GOAL OF THE EXERCISE> Reproduce all of the data that follows, character for character.

RECORDS>
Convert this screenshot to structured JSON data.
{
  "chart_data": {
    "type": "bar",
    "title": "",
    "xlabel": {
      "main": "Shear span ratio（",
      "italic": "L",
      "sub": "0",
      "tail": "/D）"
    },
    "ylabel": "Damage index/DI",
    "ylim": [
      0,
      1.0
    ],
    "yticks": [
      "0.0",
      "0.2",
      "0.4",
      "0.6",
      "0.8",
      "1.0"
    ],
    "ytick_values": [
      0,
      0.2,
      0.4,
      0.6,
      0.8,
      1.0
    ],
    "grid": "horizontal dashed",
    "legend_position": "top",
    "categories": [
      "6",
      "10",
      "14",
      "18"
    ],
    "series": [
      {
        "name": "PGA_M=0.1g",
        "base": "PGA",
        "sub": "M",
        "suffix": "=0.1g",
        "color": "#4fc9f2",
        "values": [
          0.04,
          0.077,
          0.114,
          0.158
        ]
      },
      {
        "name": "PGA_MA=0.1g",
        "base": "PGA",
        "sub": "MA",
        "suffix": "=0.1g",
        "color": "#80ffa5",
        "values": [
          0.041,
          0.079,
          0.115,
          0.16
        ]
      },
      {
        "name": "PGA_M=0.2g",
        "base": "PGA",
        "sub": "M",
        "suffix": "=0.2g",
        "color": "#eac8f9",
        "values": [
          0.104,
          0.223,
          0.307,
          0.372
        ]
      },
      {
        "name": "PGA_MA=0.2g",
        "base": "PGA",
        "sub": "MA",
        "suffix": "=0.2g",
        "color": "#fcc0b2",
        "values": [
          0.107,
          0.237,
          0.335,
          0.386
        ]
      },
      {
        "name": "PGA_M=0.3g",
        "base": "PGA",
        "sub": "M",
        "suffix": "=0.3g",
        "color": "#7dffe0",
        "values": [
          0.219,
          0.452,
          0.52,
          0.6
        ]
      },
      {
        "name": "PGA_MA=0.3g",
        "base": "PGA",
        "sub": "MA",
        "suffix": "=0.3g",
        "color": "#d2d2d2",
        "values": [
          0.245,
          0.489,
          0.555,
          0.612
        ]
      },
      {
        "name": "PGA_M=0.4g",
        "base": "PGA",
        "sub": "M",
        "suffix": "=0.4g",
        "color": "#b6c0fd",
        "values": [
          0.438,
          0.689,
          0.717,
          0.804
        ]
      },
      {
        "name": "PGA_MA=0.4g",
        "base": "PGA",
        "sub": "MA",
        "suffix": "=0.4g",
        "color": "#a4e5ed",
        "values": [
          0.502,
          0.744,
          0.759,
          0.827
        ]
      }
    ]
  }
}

EXERCISE RESPONSE>
Convert this screenshot to structured JSON data.
{
  "chart_data": {
    "type": "bar",
    "title": "",
    "xlabel": {
      "main": "Shear span ratio（",
      "italic": "L",
      "sub": "0",
      "tail": "/D）"
    },
    "ylabel": "Damage index/DI",
    "ylim": [
      0,
      1.0
    ],
    "yticks": [
      "0.0",
      "0.2",
      "0.4",
      "0.6",
      "0.8",
      "1.0"
    ],
    "ytick_values": [
      0,
      0.2,
      0.4,
      0.6,
      0.8,
      1.0
    ],
    "grid": "horizontal dashed",
    "legend_position": "top",
    "categories": [
      "6",
      "10",
      "14",
      "18"
    ],
    "series": [
      {
        "name": "PGA_M=0.1g",
        "base": "PGA",
        "sub": "M",
        "suffix": "=0.1g",
        "color": "#4fc9f2",
        "values": [
          0.04,
          0.077,
          0.114,
          0.158
        ]
      },
      {
        "name": "PGA_MA=0.1g",
        "base": "PGA",
        "sub": "MA",
        "suffix": "=0.1g",
        "color": "#80ffa5",
        "values": [
          0.041,
          0.079,
          0.115,
          0.16
        ]
      },
      {
        "name": "PGA_M=0.2g",
        "base": "PGA",
        "sub": "M",
        "suffix": "=0.2g",
        "color": "#eac8f9",
        "values": [
          0.104,
          0.223,
          0.307,
          0.372
        ]
      },
      {
        "name": "PGA_MA=0.2g",
        "base": "PGA",
        "sub": "MA",
        "suffix": "=0.2g",
        "color": "#fcc0b2",
        "values": [
          0.107,
          0.237,
          0.335,
          0.386
        ]
      },
      {
        "name": "PGA_M=0.3g",
        "base": "PGA",
        "sub": "M",
        "suffix": "=0.3g",
        "color": "#7dffe0",
        "values": [
          0.219,
          0.452,
          0.52,
          0.6
        ]
      },
      {
        "name": "PGA_MA=0.3g",
        "base": "PGA",
        "sub": "MA",
        "suffix": "=0.3g",
        "color": "#d2d2d2",
        "values": [
          0.245,
          0.489,
          0.555,
          0.612
        ]
      },
      {
        "name": "PGA_M=0.4g",
        "base": "PGA",
        "sub": "M",
        "suffix": "=0.4g",
        "color": "#b6c0fd",
        "values": [
          0.438,
          0.689,
          0.717,
          0.804
        ]
      },
      {
        "name": "PGA_MA=0.4g",
        "base": "PGA",
        "sub": "MA",
        "suffix": "=0.4g",
        "color": "#a4e5ed",
        "values": [
          0.502,
          0.744,
          0.759,
          0.827
        ]
      }
    ]
  }
}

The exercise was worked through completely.